[Part of a data file]
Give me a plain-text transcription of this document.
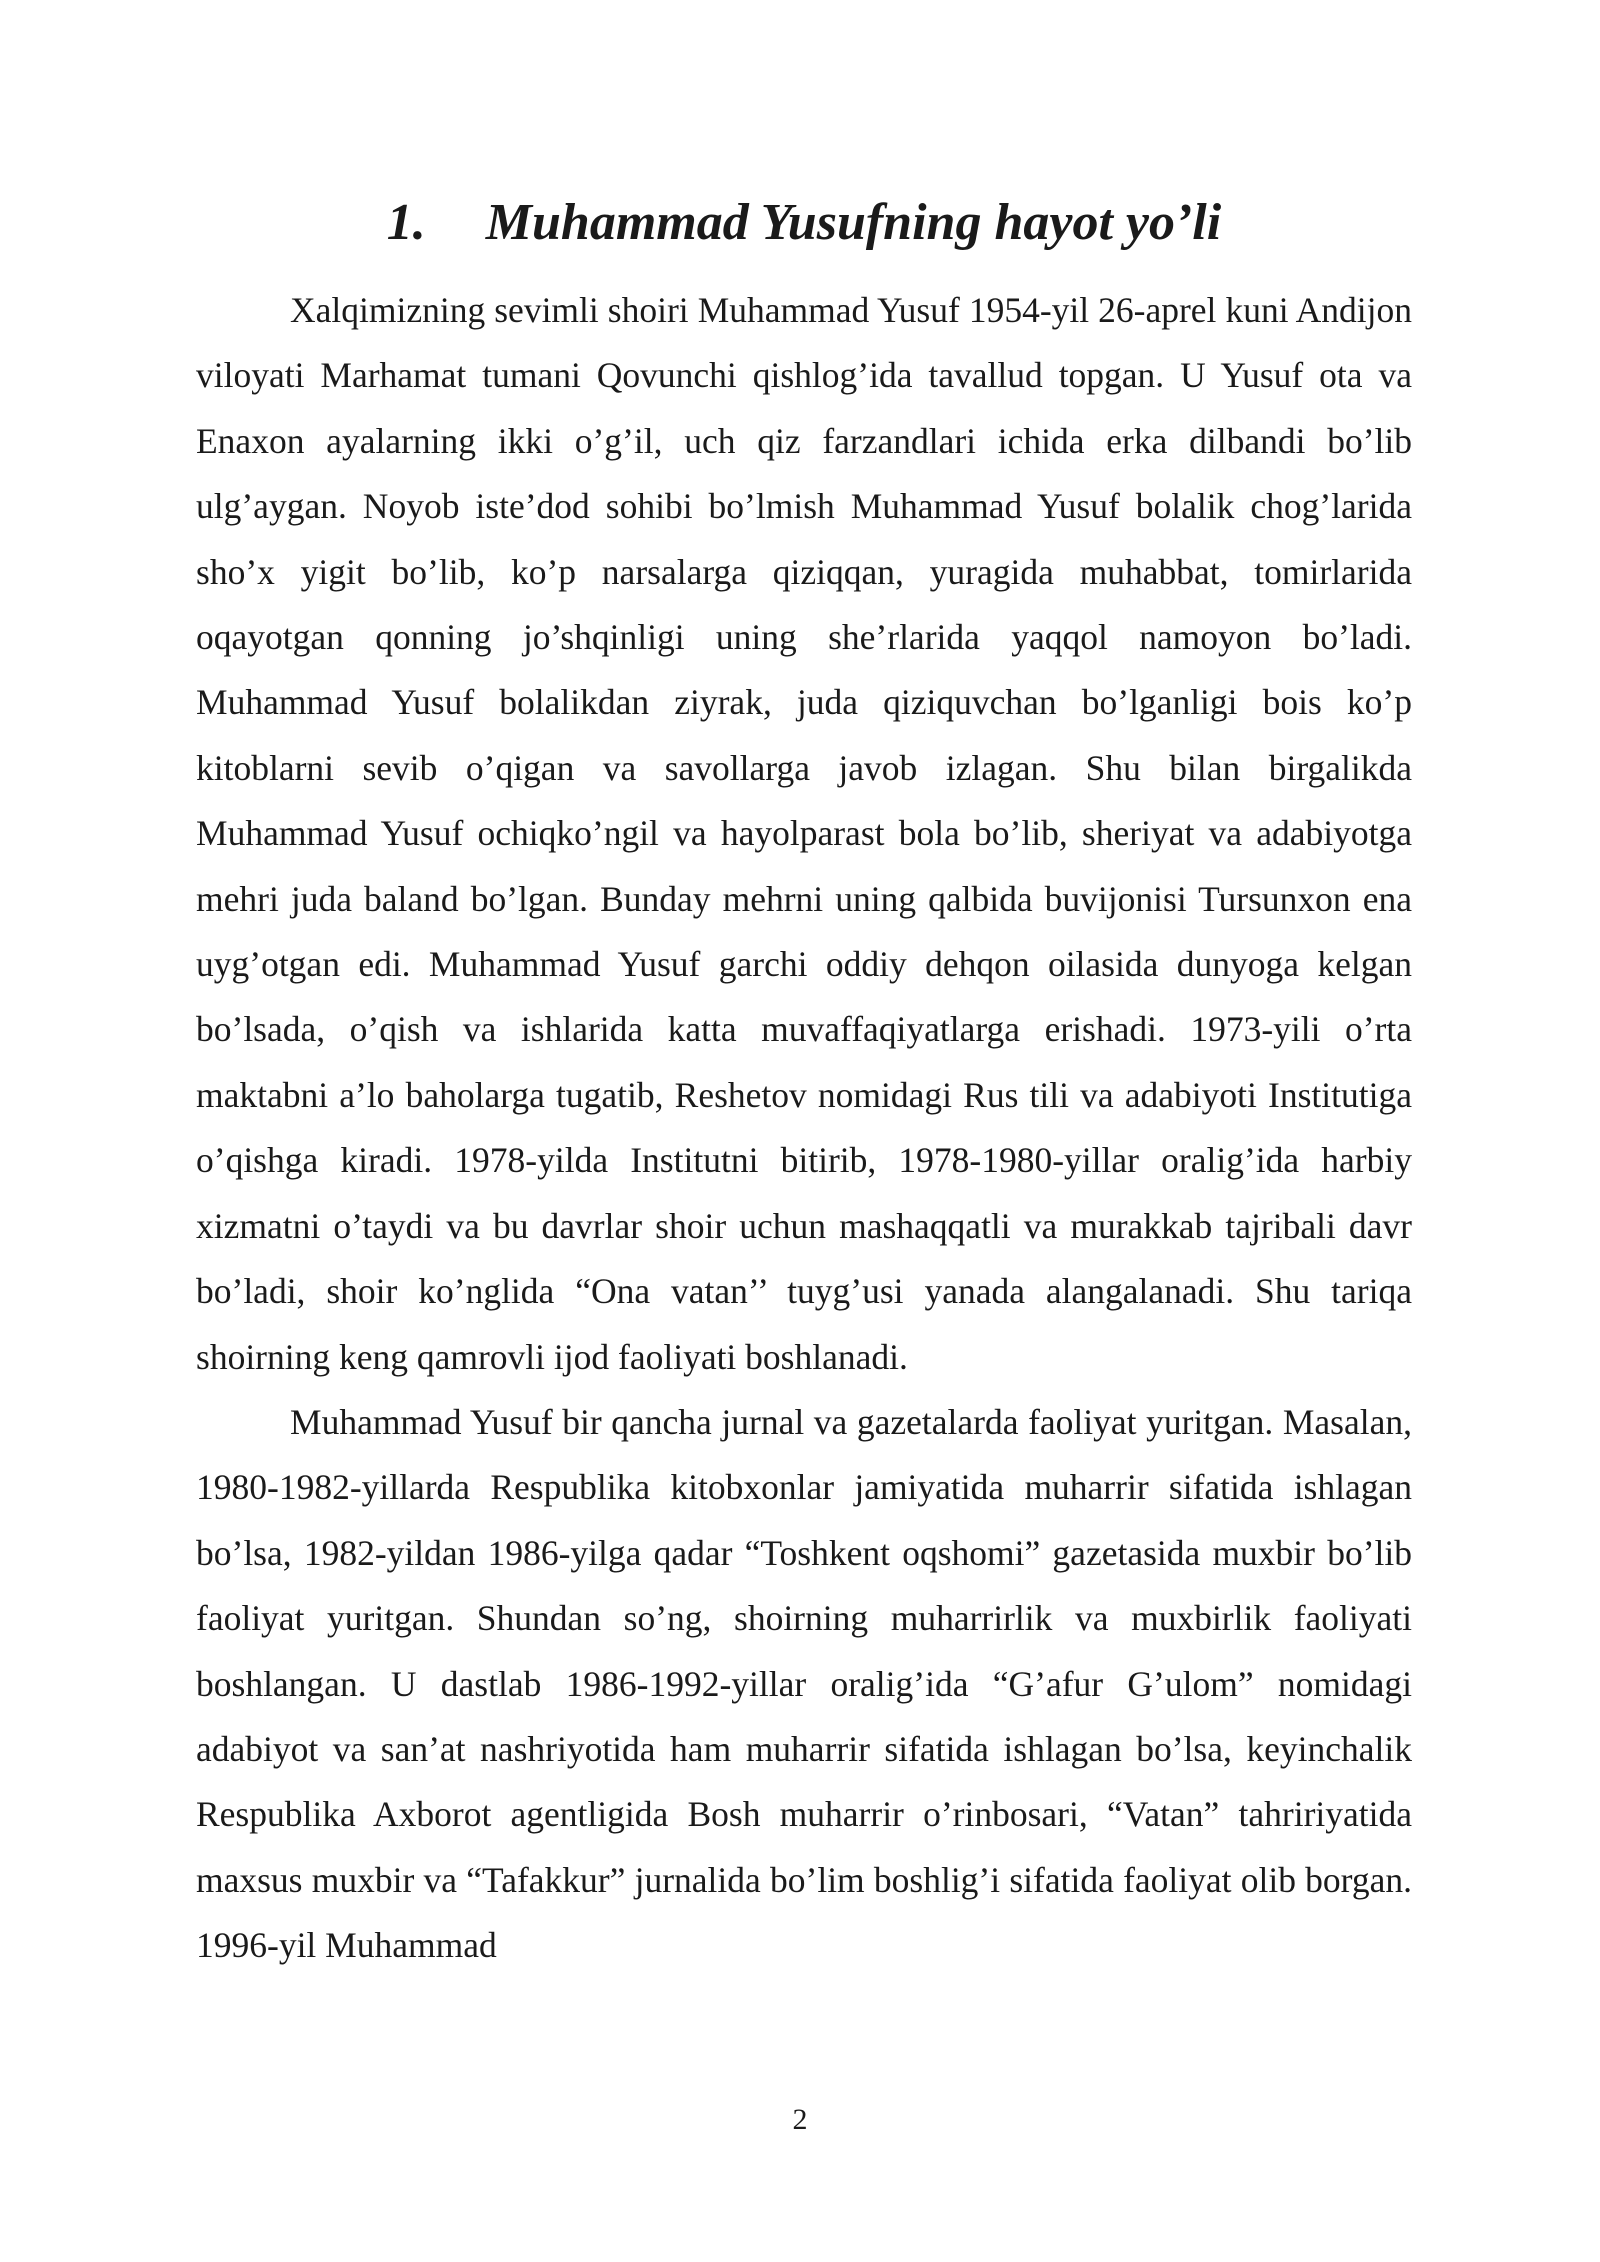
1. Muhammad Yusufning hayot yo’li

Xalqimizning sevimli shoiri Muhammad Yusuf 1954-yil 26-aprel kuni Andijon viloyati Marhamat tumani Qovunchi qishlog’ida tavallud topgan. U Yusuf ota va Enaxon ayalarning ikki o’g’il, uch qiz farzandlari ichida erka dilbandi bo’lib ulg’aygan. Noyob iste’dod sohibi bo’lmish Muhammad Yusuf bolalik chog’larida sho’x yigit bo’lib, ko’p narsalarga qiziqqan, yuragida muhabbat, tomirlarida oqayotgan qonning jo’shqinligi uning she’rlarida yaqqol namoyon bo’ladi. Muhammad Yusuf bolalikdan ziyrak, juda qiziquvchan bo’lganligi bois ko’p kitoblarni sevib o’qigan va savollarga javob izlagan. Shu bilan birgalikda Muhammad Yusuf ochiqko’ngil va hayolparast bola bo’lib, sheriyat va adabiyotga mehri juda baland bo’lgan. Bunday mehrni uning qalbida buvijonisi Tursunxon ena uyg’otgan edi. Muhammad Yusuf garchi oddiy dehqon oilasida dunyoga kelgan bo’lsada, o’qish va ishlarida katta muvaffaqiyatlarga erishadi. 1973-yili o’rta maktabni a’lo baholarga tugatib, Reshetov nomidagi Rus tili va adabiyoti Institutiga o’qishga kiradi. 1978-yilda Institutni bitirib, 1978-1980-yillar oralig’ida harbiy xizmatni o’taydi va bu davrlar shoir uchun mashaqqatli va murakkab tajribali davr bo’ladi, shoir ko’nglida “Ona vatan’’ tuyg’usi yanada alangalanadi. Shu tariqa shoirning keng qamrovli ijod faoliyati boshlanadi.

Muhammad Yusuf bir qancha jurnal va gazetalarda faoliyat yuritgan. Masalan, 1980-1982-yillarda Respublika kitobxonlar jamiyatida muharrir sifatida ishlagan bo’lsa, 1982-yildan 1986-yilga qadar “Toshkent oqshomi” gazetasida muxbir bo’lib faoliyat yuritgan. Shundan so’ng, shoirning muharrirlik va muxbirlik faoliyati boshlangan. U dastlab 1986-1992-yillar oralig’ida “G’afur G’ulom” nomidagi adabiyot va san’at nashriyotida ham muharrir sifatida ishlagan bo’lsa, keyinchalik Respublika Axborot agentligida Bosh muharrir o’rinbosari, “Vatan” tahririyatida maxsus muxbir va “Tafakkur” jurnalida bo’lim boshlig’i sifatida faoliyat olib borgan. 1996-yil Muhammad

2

Your task - Repeat all of the data above word for word, minus the pictures.

Expected answer -
Give me a plain-text transcription of this document.
1. Muhammad Yusufning hayot yo’li

Xalqimizning sevimli shoiri Muhammad Yusuf 1954-yil 26-aprel kuni Andijon viloyati Marhamat tumani Qovunchi qishlog’ida tavallud topgan. U Yusuf ota va Enaxon ayalarning ikki o’g’il, uch qiz farzandlari ichida erka dilbandi bo’lib ulg’aygan. Noyob iste’dod sohibi bo’lmish Muhammad Yusuf bolalik chog’larida sho’x yigit bo’lib, ko’p narsalarga qiziqqan, yuragida muhabbat, tomirlarida oqayotgan qonning jo’shqinligi uning she’rlarida yaqqol namoyon bo’ladi. Muhammad Yusuf bolalikdan ziyrak, juda qiziquvchan bo’lganligi bois ko’p kitoblarni sevib o’qigan va savollarga javob izlagan. Shu bilan birgalikda Muhammad Yusuf ochiqko’ngil va hayolparast bola bo’lib, sheriyat va adabiyotga mehri juda baland bo’lgan. Bunday mehrni uning qalbida buvijonisi Tursunxon ena uyg’otgan edi. Muhammad Yusuf garchi oddiy dehqon oilasida dunyoga kelgan bo’lsada, o’qish va ishlarida katta muvaffaqiyatlarga erishadi. 1973-yili o’rta maktabni a’lo baholarga tugatib, Reshetov nomidagi Rus tili va adabiyoti Institutiga o’qishga kiradi. 1978-yilda Institutni bitirib, 1978-1980-yillar oralig’ida harbiy xizmatni o’taydi va bu davrlar shoir uchun mashaqqatli va murakkab tajribali davr bo’ladi, shoir ko’nglida “Ona vatan’’ tuyg’usi yanada alangalanadi. Shu tariqa shoirning keng qamrovli ijod faoliyati boshlanadi.

Muhammad Yusuf bir qancha jurnal va gazetalarda faoliyat yuritgan. Masalan, 1980-1982-yillarda Respublika kitobxonlar jamiyatida muharrir sifatida ishlagan bo’lsa, 1982-yildan 1986-yilga qadar “Toshkent oqshomi” gazetasida muxbir bo’lib faoliyat yuritgan. Shundan so’ng, shoirning muharrirlik va muxbirlik faoliyati boshlangan. U dastlab 1986-1992-yillar oralig’ida “G’afur G’ulom” nomidagi adabiyot va san’at nashriyotida ham muharrir sifatida ishlagan bo’lsa, keyinchalik Respublika Axborot agentligida Bosh muharrir o’rinbosari, “Vatan” tahririyatida maxsus muxbir va “Tafakkur” jurnalida bo’lim boshlig’i sifatida faoliyat olib borgan. 1996-yil Muhammad

2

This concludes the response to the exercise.